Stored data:
● ● ● ● ●
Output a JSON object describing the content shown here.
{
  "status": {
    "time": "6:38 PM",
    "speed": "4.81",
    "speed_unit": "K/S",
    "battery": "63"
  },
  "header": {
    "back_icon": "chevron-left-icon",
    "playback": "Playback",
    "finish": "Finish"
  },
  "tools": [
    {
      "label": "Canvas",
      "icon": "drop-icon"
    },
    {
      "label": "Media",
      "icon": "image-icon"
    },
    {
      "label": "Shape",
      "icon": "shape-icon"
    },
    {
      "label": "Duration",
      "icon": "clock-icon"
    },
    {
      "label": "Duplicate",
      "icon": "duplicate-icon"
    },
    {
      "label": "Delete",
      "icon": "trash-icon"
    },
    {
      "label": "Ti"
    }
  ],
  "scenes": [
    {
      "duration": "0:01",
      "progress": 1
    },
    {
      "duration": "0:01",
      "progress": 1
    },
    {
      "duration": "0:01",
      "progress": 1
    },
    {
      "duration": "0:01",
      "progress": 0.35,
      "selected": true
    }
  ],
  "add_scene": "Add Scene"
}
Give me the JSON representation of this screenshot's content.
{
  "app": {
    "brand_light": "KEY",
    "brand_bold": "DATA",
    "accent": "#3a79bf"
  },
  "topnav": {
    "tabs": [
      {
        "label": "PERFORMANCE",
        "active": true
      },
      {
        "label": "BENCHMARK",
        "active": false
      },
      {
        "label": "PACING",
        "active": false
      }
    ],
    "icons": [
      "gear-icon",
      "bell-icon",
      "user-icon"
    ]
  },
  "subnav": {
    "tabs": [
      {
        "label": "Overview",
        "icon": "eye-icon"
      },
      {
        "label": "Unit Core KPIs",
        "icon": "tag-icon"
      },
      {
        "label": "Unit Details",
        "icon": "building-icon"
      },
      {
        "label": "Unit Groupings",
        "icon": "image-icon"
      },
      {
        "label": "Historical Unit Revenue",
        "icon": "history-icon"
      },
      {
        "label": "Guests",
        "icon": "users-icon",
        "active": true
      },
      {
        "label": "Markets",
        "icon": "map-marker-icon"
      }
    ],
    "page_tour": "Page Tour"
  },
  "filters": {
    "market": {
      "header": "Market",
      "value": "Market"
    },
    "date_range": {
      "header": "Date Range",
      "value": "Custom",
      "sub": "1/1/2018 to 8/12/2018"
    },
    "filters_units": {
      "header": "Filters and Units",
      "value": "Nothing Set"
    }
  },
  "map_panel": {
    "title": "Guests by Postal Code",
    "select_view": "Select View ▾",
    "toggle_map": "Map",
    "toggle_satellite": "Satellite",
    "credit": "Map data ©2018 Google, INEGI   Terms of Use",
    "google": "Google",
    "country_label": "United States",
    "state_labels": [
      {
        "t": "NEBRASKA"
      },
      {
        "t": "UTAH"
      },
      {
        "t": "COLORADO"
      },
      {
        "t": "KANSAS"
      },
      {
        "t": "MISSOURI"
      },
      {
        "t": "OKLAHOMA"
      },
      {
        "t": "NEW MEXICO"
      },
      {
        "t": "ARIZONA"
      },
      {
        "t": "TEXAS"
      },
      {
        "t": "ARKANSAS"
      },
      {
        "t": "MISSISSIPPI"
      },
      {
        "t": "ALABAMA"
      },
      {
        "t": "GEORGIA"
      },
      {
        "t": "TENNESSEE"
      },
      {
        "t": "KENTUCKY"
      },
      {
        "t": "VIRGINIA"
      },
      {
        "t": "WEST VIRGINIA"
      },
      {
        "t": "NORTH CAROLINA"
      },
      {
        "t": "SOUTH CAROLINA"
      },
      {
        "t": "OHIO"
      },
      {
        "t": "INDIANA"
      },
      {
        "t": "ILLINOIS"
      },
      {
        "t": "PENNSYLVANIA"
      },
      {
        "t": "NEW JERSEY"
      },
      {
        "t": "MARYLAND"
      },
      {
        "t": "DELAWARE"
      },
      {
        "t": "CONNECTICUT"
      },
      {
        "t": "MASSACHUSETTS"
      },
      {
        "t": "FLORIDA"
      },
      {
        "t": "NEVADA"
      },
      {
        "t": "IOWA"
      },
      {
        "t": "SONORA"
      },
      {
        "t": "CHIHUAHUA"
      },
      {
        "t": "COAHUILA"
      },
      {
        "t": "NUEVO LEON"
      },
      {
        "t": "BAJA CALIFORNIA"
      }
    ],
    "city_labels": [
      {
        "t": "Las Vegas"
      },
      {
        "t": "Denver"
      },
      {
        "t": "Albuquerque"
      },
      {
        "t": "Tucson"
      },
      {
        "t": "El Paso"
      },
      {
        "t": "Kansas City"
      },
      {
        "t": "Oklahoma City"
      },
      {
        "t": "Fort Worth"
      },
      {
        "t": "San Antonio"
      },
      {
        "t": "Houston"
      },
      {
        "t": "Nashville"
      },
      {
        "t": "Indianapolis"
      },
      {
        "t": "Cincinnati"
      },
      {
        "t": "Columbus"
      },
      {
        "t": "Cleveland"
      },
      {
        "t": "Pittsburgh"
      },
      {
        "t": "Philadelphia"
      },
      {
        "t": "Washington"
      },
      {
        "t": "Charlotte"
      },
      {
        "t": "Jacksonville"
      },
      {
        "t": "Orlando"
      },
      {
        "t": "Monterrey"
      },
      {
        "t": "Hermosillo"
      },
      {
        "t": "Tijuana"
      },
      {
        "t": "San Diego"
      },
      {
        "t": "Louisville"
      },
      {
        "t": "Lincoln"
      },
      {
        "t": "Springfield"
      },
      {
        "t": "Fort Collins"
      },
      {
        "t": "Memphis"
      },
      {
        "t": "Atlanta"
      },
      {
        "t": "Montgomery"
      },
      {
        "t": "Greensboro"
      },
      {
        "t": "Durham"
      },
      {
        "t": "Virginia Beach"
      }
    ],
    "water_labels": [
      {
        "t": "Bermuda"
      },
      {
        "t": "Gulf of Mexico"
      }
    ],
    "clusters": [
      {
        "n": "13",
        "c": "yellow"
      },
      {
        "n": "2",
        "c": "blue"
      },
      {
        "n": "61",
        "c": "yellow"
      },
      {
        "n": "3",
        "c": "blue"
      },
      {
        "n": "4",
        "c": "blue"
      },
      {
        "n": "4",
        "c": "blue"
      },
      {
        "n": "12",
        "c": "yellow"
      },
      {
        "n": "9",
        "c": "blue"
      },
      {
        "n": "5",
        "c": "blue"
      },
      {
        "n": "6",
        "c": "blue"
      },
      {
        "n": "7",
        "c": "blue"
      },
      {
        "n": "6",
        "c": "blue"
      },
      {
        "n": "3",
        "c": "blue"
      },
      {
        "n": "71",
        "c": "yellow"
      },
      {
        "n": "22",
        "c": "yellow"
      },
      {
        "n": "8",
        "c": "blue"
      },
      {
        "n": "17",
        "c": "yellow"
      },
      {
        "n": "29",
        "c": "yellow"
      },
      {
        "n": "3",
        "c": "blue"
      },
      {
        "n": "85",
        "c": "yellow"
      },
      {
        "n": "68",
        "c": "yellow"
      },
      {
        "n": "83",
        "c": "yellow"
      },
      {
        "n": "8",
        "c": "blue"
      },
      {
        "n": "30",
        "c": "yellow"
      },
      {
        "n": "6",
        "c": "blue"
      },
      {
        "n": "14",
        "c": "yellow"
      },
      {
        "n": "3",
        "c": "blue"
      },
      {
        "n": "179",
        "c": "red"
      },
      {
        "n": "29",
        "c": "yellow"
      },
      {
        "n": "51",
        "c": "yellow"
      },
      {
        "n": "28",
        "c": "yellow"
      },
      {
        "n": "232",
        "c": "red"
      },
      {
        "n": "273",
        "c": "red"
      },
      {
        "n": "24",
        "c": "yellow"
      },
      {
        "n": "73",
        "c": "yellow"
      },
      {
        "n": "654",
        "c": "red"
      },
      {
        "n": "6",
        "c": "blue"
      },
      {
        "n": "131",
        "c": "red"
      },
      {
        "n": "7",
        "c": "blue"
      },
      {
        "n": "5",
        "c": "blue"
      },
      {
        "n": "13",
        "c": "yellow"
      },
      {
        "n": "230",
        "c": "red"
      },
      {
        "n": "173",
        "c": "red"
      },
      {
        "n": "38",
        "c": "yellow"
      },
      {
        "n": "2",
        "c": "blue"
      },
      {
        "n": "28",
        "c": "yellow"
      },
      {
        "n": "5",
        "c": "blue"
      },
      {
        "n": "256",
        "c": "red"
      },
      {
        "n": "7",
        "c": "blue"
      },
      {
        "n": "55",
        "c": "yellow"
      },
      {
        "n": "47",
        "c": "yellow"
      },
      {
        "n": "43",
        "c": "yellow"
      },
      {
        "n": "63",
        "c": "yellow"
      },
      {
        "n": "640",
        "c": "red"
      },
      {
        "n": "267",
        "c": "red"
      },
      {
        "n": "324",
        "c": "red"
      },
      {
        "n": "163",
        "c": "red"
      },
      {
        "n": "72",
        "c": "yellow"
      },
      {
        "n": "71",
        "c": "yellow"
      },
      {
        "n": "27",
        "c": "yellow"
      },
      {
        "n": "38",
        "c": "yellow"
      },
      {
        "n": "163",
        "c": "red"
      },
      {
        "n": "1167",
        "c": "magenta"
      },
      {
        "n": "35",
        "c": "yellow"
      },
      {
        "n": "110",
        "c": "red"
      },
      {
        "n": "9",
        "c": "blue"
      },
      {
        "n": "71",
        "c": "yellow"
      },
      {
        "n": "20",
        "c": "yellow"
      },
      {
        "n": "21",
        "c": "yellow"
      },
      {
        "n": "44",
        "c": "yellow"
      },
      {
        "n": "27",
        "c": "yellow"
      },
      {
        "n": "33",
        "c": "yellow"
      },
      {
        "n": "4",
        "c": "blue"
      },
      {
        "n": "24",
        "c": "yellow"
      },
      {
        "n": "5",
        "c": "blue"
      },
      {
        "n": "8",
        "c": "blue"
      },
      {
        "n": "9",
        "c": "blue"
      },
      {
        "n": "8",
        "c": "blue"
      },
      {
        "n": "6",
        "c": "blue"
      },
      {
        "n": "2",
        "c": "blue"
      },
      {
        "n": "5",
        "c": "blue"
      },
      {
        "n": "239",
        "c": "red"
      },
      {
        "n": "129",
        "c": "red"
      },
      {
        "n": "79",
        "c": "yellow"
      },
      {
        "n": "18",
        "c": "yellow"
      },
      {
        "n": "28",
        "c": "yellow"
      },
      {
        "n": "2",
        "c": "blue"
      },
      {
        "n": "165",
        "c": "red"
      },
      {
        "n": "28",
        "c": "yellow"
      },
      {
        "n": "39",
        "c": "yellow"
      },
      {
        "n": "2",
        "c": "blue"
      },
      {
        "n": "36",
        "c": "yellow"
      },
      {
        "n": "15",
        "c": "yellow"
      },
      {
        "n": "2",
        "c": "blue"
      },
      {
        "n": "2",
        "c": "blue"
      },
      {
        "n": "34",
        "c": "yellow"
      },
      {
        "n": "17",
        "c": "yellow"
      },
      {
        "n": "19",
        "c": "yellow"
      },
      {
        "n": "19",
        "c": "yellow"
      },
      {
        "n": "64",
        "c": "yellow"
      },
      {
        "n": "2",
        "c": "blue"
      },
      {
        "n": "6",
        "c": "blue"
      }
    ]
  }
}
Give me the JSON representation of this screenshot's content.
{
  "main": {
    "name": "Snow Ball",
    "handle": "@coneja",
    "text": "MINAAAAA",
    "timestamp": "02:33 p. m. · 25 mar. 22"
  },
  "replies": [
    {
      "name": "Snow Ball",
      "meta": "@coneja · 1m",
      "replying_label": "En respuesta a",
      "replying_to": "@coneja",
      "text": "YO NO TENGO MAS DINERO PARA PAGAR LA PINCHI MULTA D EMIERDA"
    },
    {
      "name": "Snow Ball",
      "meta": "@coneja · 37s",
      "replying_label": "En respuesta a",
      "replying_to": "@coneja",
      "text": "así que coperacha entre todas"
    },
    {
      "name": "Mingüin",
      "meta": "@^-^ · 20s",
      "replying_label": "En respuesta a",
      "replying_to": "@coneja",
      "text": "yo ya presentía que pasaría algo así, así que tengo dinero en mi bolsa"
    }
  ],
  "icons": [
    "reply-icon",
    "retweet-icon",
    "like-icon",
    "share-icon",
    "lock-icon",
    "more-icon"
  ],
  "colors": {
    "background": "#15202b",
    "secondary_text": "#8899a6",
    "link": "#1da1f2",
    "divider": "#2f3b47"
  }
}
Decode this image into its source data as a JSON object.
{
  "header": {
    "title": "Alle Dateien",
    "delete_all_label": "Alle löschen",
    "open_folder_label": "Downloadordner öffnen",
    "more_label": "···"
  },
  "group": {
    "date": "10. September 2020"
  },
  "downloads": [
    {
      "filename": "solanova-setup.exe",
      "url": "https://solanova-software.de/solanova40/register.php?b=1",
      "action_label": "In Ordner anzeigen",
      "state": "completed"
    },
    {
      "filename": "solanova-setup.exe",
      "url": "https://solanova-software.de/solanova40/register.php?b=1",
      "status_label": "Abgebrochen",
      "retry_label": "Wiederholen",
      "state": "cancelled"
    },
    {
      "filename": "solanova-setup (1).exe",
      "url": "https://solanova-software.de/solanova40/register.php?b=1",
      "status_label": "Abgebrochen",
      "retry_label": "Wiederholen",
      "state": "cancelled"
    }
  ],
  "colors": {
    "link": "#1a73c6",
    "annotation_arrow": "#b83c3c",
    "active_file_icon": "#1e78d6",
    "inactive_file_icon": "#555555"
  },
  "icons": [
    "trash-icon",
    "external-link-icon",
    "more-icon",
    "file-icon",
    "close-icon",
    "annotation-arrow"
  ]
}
● ● ● ● ●
Exercise goal:
Copy and report every line where the word "JSON" is present.

The completed task:
Output a JSON object describing the content shown here.
Give me the JSON representation of this screenshot's content.
Give me the JSON representation of this screenshot's content.
Decode this image into its source data as a JSON object.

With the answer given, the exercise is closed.